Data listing
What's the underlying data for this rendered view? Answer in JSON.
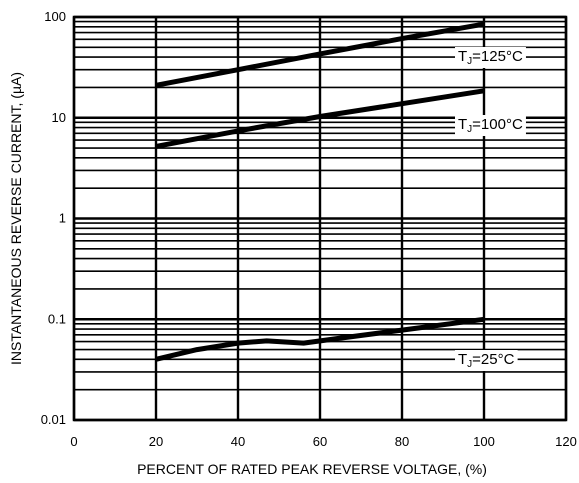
{
  "chart_data": {
    "type": "line",
    "title": "",
    "xlabel": "PERCENT OF RATED PEAK REVERSE VOLTAGE, (%)",
    "ylabel": "INSTANTANEOUS REVERSE CURRENT, (µA)",
    "xlim": [
      0,
      120
    ],
    "ylim": [
      0.01,
      100
    ],
    "yscale": "log",
    "grid": true,
    "x_ticks": [
      0,
      20,
      40,
      60,
      80,
      100,
      120
    ],
    "y_ticks": [
      0.01,
      0.1,
      1,
      10,
      100
    ],
    "x_tick_labels": [
      "0",
      "20",
      "40",
      "60",
      "80",
      "100",
      "120"
    ],
    "y_tick_labels": [
      "0.01",
      "0.1",
      "1",
      "10",
      "100"
    ],
    "series": [
      {
        "name": "TJ=125°C",
        "label_parts": {
          "t": "T",
          "sub": "J",
          "rest": "=125°C"
        },
        "x": [
          20,
          40,
          60,
          80,
          100
        ],
        "y": [
          21,
          30,
          43,
          61,
          85
        ]
      },
      {
        "name": "TJ=100°C",
        "label_parts": {
          "t": "T",
          "sub": "J",
          "rest": "=100°C"
        },
        "x": [
          20,
          40,
          60,
          80,
          100
        ],
        "y": [
          5.2,
          7.4,
          10.3,
          13.8,
          18.5
        ]
      },
      {
        "name": "TJ=25°C",
        "label_parts": {
          "t": "T",
          "sub": "J",
          "rest": "=25°C"
        },
        "x": [
          20,
          30,
          40,
          47,
          56,
          65,
          80,
          100
        ],
        "y": [
          0.04,
          0.05,
          0.058,
          0.061,
          0.058,
          0.065,
          0.078,
          0.1
        ]
      }
    ]
  }
}
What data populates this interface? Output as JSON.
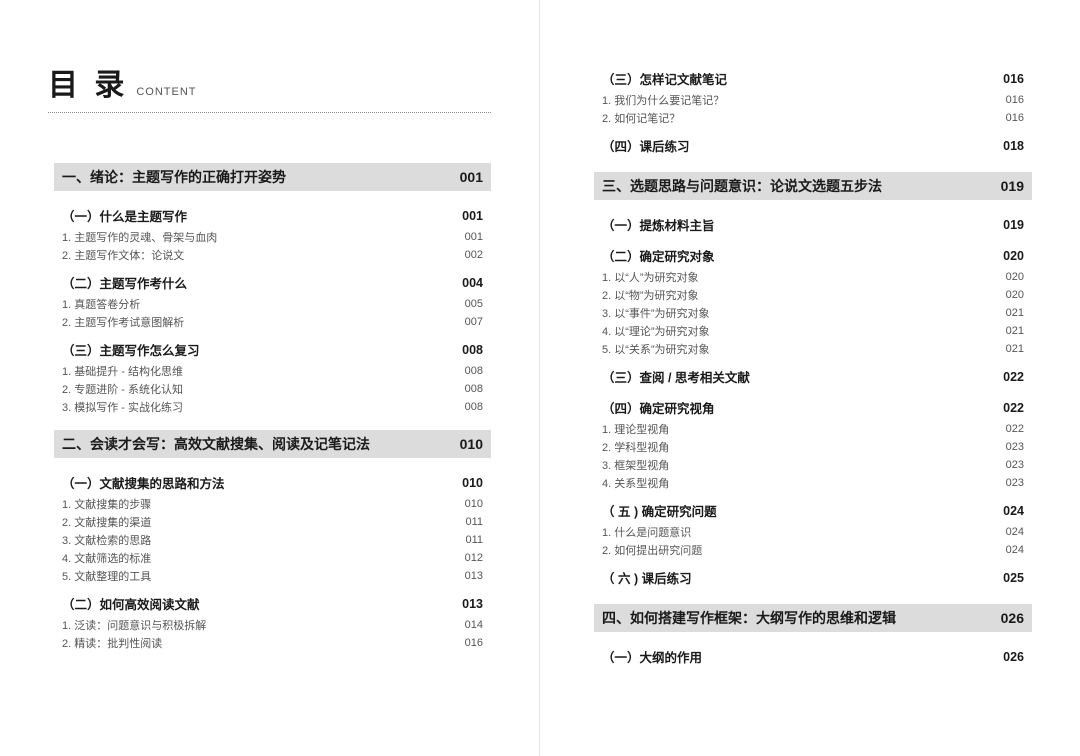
{
  "header": {
    "title_zh": "目 录",
    "title_en": "CONTENT"
  },
  "left": [
    {
      "type": "chapter",
      "title": "一、绪论：主题写作的正确打开姿势",
      "page": "001"
    },
    {
      "type": "section",
      "title": "（一）什么是主题写作",
      "page": "001"
    },
    {
      "type": "item",
      "title": "1. 主题写作的灵魂、骨架与血肉",
      "page": "001"
    },
    {
      "type": "item",
      "title": "2. 主题写作文体：论说文",
      "page": "002"
    },
    {
      "type": "section",
      "title": "（二）主题写作考什么",
      "page": "004"
    },
    {
      "type": "item",
      "title": "1. 真题答卷分析",
      "page": "005"
    },
    {
      "type": "item",
      "title": "2. 主题写作考试意图解析",
      "page": "007"
    },
    {
      "type": "section",
      "title": "（三）主题写作怎么复习",
      "page": "008"
    },
    {
      "type": "item",
      "title": "1. 基础提升 - 结构化思维",
      "page": "008"
    },
    {
      "type": "item",
      "title": "2. 专题进阶 - 系统化认知",
      "page": "008"
    },
    {
      "type": "item",
      "title": "3. 模拟写作 - 实战化练习",
      "page": "008"
    },
    {
      "type": "chapter",
      "title": "二、会读才会写：高效文献搜集、阅读及记笔记法",
      "page": "010"
    },
    {
      "type": "section",
      "title": "（一）文献搜集的思路和方法",
      "page": "010"
    },
    {
      "type": "item",
      "title": "1. 文献搜集的步骤",
      "page": "010"
    },
    {
      "type": "item",
      "title": "2. 文献搜集的渠道",
      "page": "011"
    },
    {
      "type": "item",
      "title": "3. 文献检索的思路",
      "page": "011"
    },
    {
      "type": "item",
      "title": "4. 文献筛选的标准",
      "page": "012"
    },
    {
      "type": "item",
      "title": "5. 文献整理的工具",
      "page": "013"
    },
    {
      "type": "section",
      "title": "（二）如何高效阅读文献",
      "page": "013"
    },
    {
      "type": "item",
      "title": "1. 泛读：问题意识与积极拆解",
      "page": "014"
    },
    {
      "type": "item",
      "title": "2. 精读：批判性阅读",
      "page": "016"
    }
  ],
  "right": [
    {
      "type": "section",
      "title": "（三）怎样记文献笔记",
      "page": "016"
    },
    {
      "type": "item",
      "title": "1. 我们为什么要记笔记？",
      "page": "016"
    },
    {
      "type": "item",
      "title": "2. 如何记笔记？",
      "page": "016"
    },
    {
      "type": "section",
      "title": "（四）课后练习",
      "page": "018"
    },
    {
      "type": "chapter",
      "title": "三、选题思路与问题意识：论说文选题五步法",
      "page": "019"
    },
    {
      "type": "section",
      "title": "（一）提炼材料主旨",
      "page": "019"
    },
    {
      "type": "section",
      "title": "（二）确定研究对象",
      "page": "020"
    },
    {
      "type": "item",
      "title": "1. 以“人”为研究对象",
      "page": "020"
    },
    {
      "type": "item",
      "title": "2. 以“物”为研究对象",
      "page": "020"
    },
    {
      "type": "item",
      "title": "3. 以“事件”为研究对象",
      "page": "021"
    },
    {
      "type": "item",
      "title": "4. 以“理论”为研究对象",
      "page": "021"
    },
    {
      "type": "item",
      "title": "5. 以“关系”为研究对象",
      "page": "021"
    },
    {
      "type": "section",
      "title": "（三）查阅 / 思考相关文献",
      "page": "022"
    },
    {
      "type": "section",
      "title": "（四）确定研究视角",
      "page": "022"
    },
    {
      "type": "item",
      "title": "1. 理论型视角",
      "page": "022"
    },
    {
      "type": "item",
      "title": "2. 学科型视角",
      "page": "023"
    },
    {
      "type": "item",
      "title": "3. 框架型视角",
      "page": "023"
    },
    {
      "type": "item",
      "title": "4. 关系型视角",
      "page": "023"
    },
    {
      "type": "section",
      "title": "（ 五 ) 确定研究问题",
      "page": "024"
    },
    {
      "type": "item",
      "title": "1. 什么是问题意识",
      "page": "024"
    },
    {
      "type": "item",
      "title": "2. 如何提出研究问题",
      "page": "024"
    },
    {
      "type": "section",
      "title": "（ 六 ) 课后练习",
      "page": "025"
    },
    {
      "type": "chapter",
      "title": "四、如何搭建写作框架：大纲写作的思维和逻辑",
      "page": "026"
    },
    {
      "type": "section",
      "title": "（一）大纲的作用",
      "page": "026"
    }
  ]
}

■ AIM: Print all of the entries word for word. Skip any images they contain.

■ COMPLETED EXERCISE:
What's the underlying data for this rendered view? Answer in JSON.
{
  "chart_data": {
    "type": "line",
    "title": "",
    "xlabel": "PERCENT OF RATED PEAK REVERSE VOLTAGE, (%)",
    "ylabel": "INSTANTANEOUS REVERSE CURRENT, (µA)",
    "xlim": [
      0,
      120
    ],
    "ylim": [
      0.01,
      100
    ],
    "yscale": "log",
    "grid": true,
    "x_ticks": [
      0,
      20,
      40,
      60,
      80,
      100,
      120
    ],
    "y_ticks": [
      0.01,
      0.1,
      1,
      10,
      100
    ],
    "x_tick_labels": [
      "0",
      "20",
      "40",
      "60",
      "80",
      "100",
      "120"
    ],
    "y_tick_labels": [
      "0.01",
      "0.1",
      "1",
      "10",
      "100"
    ],
    "series": [
      {
        "name": "TJ=125°C",
        "label_parts": {
          "t": "T",
          "sub": "J",
          "rest": "=125°C"
        },
        "x": [
          20,
          40,
          60,
          80,
          100
        ],
        "y": [
          21,
          30,
          43,
          61,
          85
        ]
      },
      {
        "name": "TJ=100°C",
        "label_parts": {
          "t": "T",
          "sub": "J",
          "rest": "=100°C"
        },
        "x": [
          20,
          40,
          60,
          80,
          100
        ],
        "y": [
          5.2,
          7.4,
          10.3,
          13.8,
          18.5
        ]
      },
      {
        "name": "TJ=25°C",
        "label_parts": {
          "t": "T",
          "sub": "J",
          "rest": "=25°C"
        },
        "x": [
          20,
          30,
          40,
          47,
          56,
          65,
          80,
          100
        ],
        "y": [
          0.04,
          0.05,
          0.058,
          0.061,
          0.058,
          0.065,
          0.078,
          0.1
        ]
      }
    ]
  }
}
What data populates this interface? Output as JSON.
{
  "header": {
    "title_zh": "目 录",
    "title_en": "CONTENT"
  },
  "left": [
    {
      "type": "chapter",
      "title": "一、绪论：主题写作的正确打开姿势",
      "page": "001"
    },
    {
      "type": "section",
      "title": "（一）什么是主题写作",
      "page": "001"
    },
    {
      "type": "item",
      "title": "1. 主题写作的灵魂、骨架与血肉",
      "page": "001"
    },
    {
      "type": "item",
      "title": "2. 主题写作文体：论说文",
      "page": "002"
    },
    {
      "type": "section",
      "title": "（二）主题写作考什么",
      "page": "004"
    },
    {
      "type": "item",
      "title": "1. 真题答卷分析",
      "page": "005"
    },
    {
      "type": "item",
      "title": "2. 主题写作考试意图解析",
      "page": "007"
    },
    {
      "type": "section",
      "title": "（三）主题写作怎么复习",
      "page": "008"
    },
    {
      "type": "item",
      "title": "1. 基础提升 - 结构化思维",
      "page": "008"
    },
    {
      "type": "item",
      "title": "2. 专题进阶 - 系统化认知",
      "page": "008"
    },
    {
      "type": "item",
      "title": "3. 模拟写作 - 实战化练习",
      "page": "008"
    },
    {
      "type": "chapter",
      "title": "二、会读才会写：高效文献搜集、阅读及记笔记法",
      "page": "010"
    },
    {
      "type": "section",
      "title": "（一）文献搜集的思路和方法",
      "page": "010"
    },
    {
      "type": "item",
      "title": "1. 文献搜集的步骤",
      "page": "010"
    },
    {
      "type": "item",
      "title": "2. 文献搜集的渠道",
      "page": "011"
    },
    {
      "type": "item",
      "title": "3. 文献检索的思路",
      "page": "011"
    },
    {
      "type": "item",
      "title": "4. 文献筛选的标准",
      "page": "012"
    },
    {
      "type": "item",
      "title": "5. 文献整理的工具",
      "page": "013"
    },
    {
      "type": "section",
      "title": "（二）如何高效阅读文献",
      "page": "013"
    },
    {
      "type": "item",
      "title": "1. 泛读：问题意识与积极拆解",
      "page": "014"
    },
    {
      "type": "item",
      "title": "2. 精读：批判性阅读",
      "page": "016"
    }
  ],
  "right": [
    {
      "type": "section",
      "title": "（三）怎样记文献笔记",
      "page": "016"
    },
    {
      "type": "item",
      "title": "1. 我们为什么要记笔记？",
      "page": "016"
    },
    {
      "type": "item",
      "title": "2. 如何记笔记？",
      "page": "016"
    },
    {
      "type": "section",
      "title": "（四）课后练习",
      "page": "018"
    },
    {
      "type": "chapter",
      "title": "三、选题思路与问题意识：论说文选题五步法",
      "page": "019"
    },
    {
      "type": "section",
      "title": "（一）提炼材料主旨",
      "page": "019"
    },
    {
      "type": "section",
      "title": "（二）确定研究对象",
      "page": "020"
    },
    {
      "type": "item",
      "title": "1. 以“人”为研究对象",
      "page": "020"
    },
    {
      "type": "item",
      "title": "2. 以“物”为研究对象",
      "page": "020"
    },
    {
      "type": "item",
      "title": "3. 以“事件”为研究对象",
      "page": "021"
    },
    {
      "type": "item",
      "title": "4. 以“理论”为研究对象",
      "page": "021"
    },
    {
      "type": "item",
      "title": "5. 以“关系”为研究对象",
      "page": "021"
    },
    {
      "type": "section",
      "title": "（三）查阅 / 思考相关文献",
      "page": "022"
    },
    {
      "type": "section",
      "title": "（四）确定研究视角",
      "page": "022"
    },
    {
      "type": "item",
      "title": "1. 理论型视角",
      "page": "022"
    },
    {
      "type": "item",
      "title": "2. 学科型视角",
      "page": "023"
    },
    {
      "type": "item",
      "title": "3. 框架型视角",
      "page": "023"
    },
    {
      "type": "item",
      "title": "4. 关系型视角",
      "page": "023"
    },
    {
      "type": "section",
      "title": "（ 五 ) 确定研究问题",
      "page": "024"
    },
    {
      "type": "item",
      "title": "1. 什么是问题意识",
      "page": "024"
    },
    {
      "type": "item",
      "title": "2. 如何提出研究问题",
      "page": "024"
    },
    {
      "type": "section",
      "title": "（ 六 ) 课后练习",
      "page": "025"
    },
    {
      "type": "chapter",
      "title": "四、如何搭建写作框架：大纲写作的思维和逻辑",
      "page": "026"
    },
    {
      "type": "section",
      "title": "（一）大纲的作用",
      "page": "026"
    }
  ]
}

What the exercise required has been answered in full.